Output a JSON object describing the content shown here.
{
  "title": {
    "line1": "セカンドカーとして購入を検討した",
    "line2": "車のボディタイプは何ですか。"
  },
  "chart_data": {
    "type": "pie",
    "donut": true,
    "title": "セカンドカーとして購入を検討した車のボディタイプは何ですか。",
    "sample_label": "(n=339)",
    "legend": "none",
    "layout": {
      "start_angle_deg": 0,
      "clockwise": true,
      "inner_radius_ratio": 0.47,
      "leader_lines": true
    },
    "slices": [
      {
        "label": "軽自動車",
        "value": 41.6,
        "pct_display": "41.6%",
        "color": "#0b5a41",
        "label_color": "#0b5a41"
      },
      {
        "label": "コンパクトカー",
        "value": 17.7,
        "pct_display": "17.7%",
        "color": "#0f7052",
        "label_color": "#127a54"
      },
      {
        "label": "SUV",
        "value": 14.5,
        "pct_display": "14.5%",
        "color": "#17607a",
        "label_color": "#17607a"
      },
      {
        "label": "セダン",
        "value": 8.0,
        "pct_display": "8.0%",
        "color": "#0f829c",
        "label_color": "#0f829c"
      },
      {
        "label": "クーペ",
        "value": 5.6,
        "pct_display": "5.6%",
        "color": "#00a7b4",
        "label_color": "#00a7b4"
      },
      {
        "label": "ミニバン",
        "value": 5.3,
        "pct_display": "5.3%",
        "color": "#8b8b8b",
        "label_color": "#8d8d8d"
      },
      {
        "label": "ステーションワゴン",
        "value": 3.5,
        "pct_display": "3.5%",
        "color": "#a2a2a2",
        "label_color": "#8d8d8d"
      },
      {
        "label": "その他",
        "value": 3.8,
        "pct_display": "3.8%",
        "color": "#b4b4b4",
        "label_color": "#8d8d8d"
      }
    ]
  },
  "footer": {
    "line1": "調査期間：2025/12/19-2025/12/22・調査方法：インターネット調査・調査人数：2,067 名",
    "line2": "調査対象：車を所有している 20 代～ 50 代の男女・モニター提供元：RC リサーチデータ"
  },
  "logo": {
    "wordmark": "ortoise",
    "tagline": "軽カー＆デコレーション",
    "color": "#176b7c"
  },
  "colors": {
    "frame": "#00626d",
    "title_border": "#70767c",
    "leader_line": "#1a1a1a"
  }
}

> _WHAT IS BEING ASKED_:
Show every line from the entries above in which the word "true" appears.

> _WRITTEN SOLUTION_:
    "donut": true,
      "clockwise": true,
      "leader_lines": true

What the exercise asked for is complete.